» **Cosa si richiede**:
A: Nel brano sulla leggenda del gatto sacro di Birmania, elenchi tutte le parti del corpo di Sinh che vengono descritte come dello scuro colore della terra.
B: Riprenda il racconto sulla leggenda del gatto sacro di Birmania dal punto in cui si interrompe e lo prosegua.

Il racconto spiega il perché dell'appellativo "sacro" che è dato a questi gatti: il progenitore della specie, in Birmania, sarebbe stato il custode dell'anima del suo compagno umano deceduto fino a che questa non è ascesa, con lui, verso il paradiso.
La narratrice racconta che nel tempio dei monaci Kittah, costruito alle pendici del monte Lugh, il gran sacerdote Mun-hà passava la sua piissima vita in sacra meditazione. Quella che segue è la traduzione di quel racconto originale, leggermente diverso da come è comunemente riportato e contenente anche una maledizione che a noi piace intendere come un monito ad amare e rispettare questi affascinanti animali, che hanno, innegabilmente, un che di spirituale nello sguardo profondo e misterioso.
"Non ci fu un solo minuto, un solo sguardo, un unico pensiero della sua esistenza che non fosse consacrato all'adorazione, alla contemplazione e al pio servizio di Tsun-Kyanksé, la dea dagli occhi di zaffiro, colei che presiede alla trasmutazione delle anime, permettendo ai Kittah di rivivere in un animale sacro la durata della loro esistenza terrena prima di riprendere le sembianze della perfezione totale e sacra dei grandi sacerdoti. Vicino a lui, Mun-Hà, meditava Sinh, il suo caro oracolo, un gatto tutto bianco, i cui occhi erano gialli per il riflesso della barba dorata del suo maestro e del corpo d'oro della dea dagli occhi blu come il cielo. Sinh, il gatto consigliere, le cui orecchie, naso, coda e l'estremità delle zampe erano dello scuro colore della negra terra, simbolo della lordura e dell'impurità di tutto ciò che è terreno.
Ora avvenne che un giorno, in cui la luna malevola permise ai maledetti Phoum venuti dal Siam aborrito di avvicinarsi alle sacre mura del tempio, il gran sacerdote Mun-Hà, senza smettere di implorare il destino crudele, entrò dolcemente nella morte, con al fianco il suo gatto divino e sotto gli occhi e la disperazione di tutti i suoi kittah.

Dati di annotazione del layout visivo
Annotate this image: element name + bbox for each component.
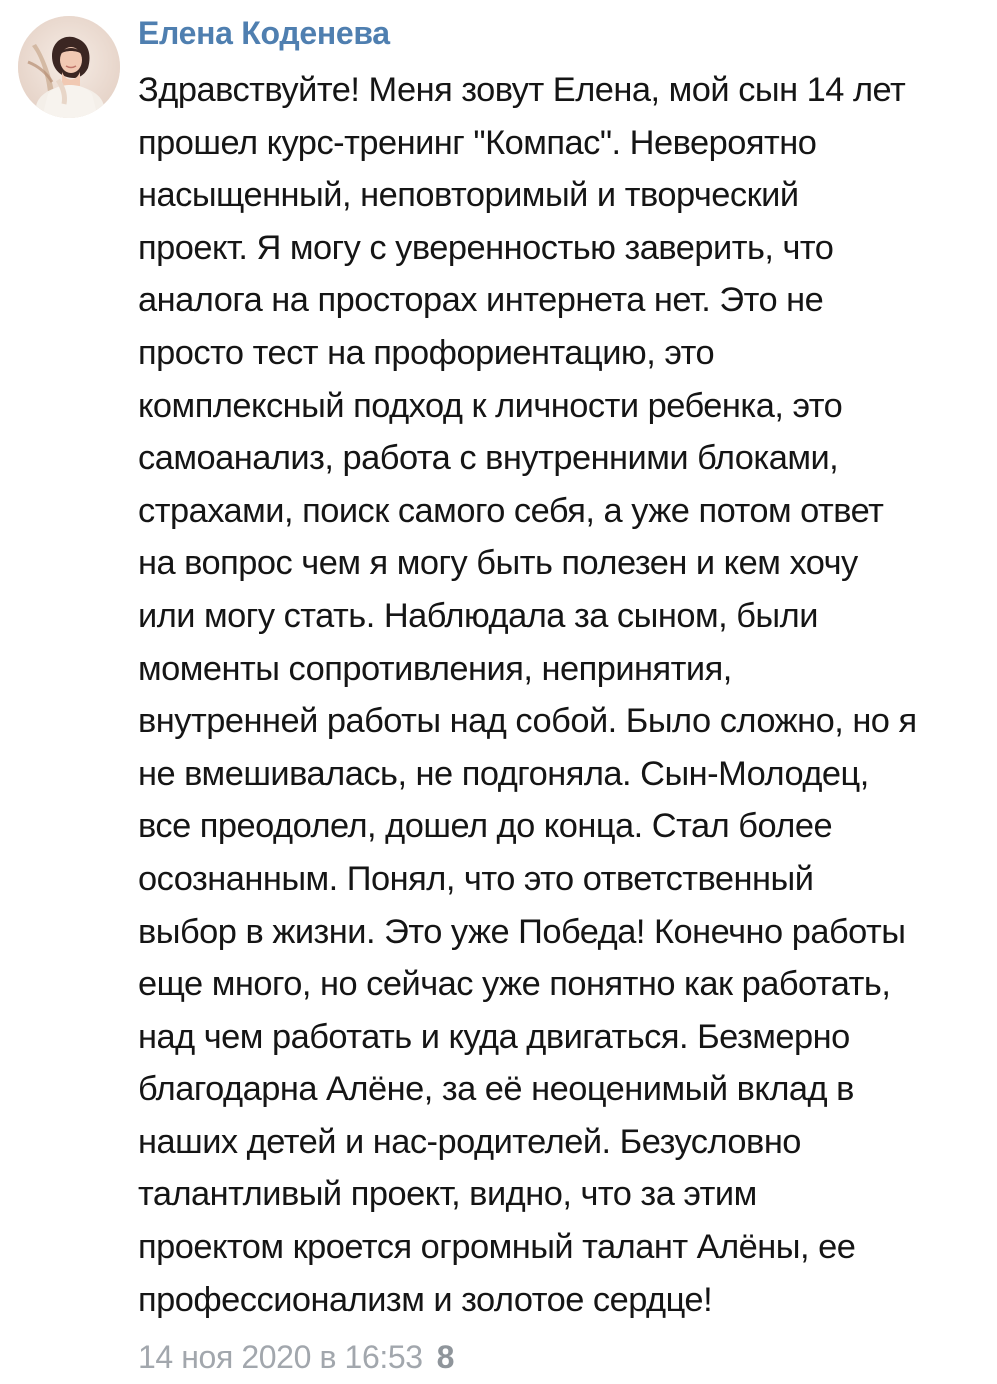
user-photo-icon <box>18 16 120 118</box>
comment-text-line: или могу стать. Наблюдала за сыном, были <box>138 596 818 635</box>
comment-text-line: на вопрос чем я могу быть полезен и кем хочу <box>138 544 858 583</box>
comment-text-line: проектом кроется огромный талант Алёны, ее <box>138 1228 856 1267</box>
comment-text-line: благодарна Алёне, за её неоценимый вклад в <box>138 1070 854 1109</box>
comment-text-line: не вмешивалась, не подгоняла. Сын-Молодец, <box>138 754 869 793</box>
comment-date[interactable]: 14 ноя 2020 в 16:53 <box>138 1339 423 1375</box>
comment-text-line: страхами, поиск самого себя, а уже потом ответ <box>138 491 884 530</box>
comment-text-line: просто тест на профориентацию, это <box>138 333 715 372</box>
comment-text-line: проект. Я могу с уверенностью заверить, что <box>138 228 834 267</box>
avatar[interactable] <box>18 16 120 118</box>
like-count[interactable]: 8 <box>436 1339 455 1375</box>
comment-text-line: выбор в жизни. Это уже Победа! Конечно работы <box>138 912 906 951</box>
comment-text-line: осознанным. Понял, что это ответственный <box>138 859 814 898</box>
comment-text-line: внутренней работы над собой. Было сложно, но я <box>138 702 917 741</box>
comment-text-line: комплексный подход к личности ребенка, это <box>138 386 843 425</box>
comment-author[interactable]: Елена Коденева <box>138 15 390 51</box>
comment-text-line: Здравствуйте! Меня зовут Елена, мой сын 14 лет <box>138 71 906 109</box>
comment-text-line: самоанализ, работа с внутренними блоками, <box>138 439 839 478</box>
comment-text-line: аналога на просторах интернета нет. Это не <box>138 281 824 320</box>
comment-text-line: профессионализм и золотое сердце! <box>138 1280 713 1319</box>
comment-meta <box>138 1334 454 1380</box>
comment-text-line: наших детей и нас-родителей. Безусловно <box>138 1122 801 1161</box>
comment-text-line: прошел курс-тренинг "Компас". Невероятно <box>138 123 817 162</box>
comment-text-line: моменты сопротивления, непринятия, <box>138 649 732 688</box>
comment-text-line: над чем работать и куда двигаться. Безмерно <box>138 1017 850 1056</box>
comment-text-line: все преодолел, дошел до конца. Стал более <box>138 807 833 846</box>
comment-text <box>138 64 988 1326</box>
comment-text-line: талантливый проект, видно, что за этим <box>138 1175 757 1214</box>
comment-text-line: насыщенный, неповторимый и творческий <box>138 176 799 215</box>
comment-text-line: еще много, но сейчас уже понятно как работать, <box>138 965 891 1004</box>
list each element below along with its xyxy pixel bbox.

» **Risposte alle consegne**:
A: orecchie, naso, coda, estremità delle zampe

B:
È allora che avvenne il miracolo unico della trasmutazione improvvisa: d'un tratto, Sinh salì sul trono d'oro, sulla testa del suo maestro caduto. Si inarcò su questa testa venerabile che, per la prima volta, non contemplava più la dea. Restò a suo turno con gli occhi fissati sulla statua eterna e allora si videro i peli erti della sua schiena bianca divenire improvvisamente giallo oro, e i suoi occhi divennero blu, immensi e profondi come quelli della dea. E mentre girava lentamente la testa verso la porta sud, le sue quattro zampe che toccavano la testa venerabile divennero di un bianco candido fino a dove erano affondati nella sacra seta delle vesti del gran sacerdote. Quando i suoi occhi si ritrassero dalla porta sud, i kittah obbedendo a quello sguardo imperativo, carico di durezza e di luce, si precipitarono per chiudere le pesanti porte di bronzo sul primo invasore. Il tempio fu così salvo della profanazione e dal saccheggio.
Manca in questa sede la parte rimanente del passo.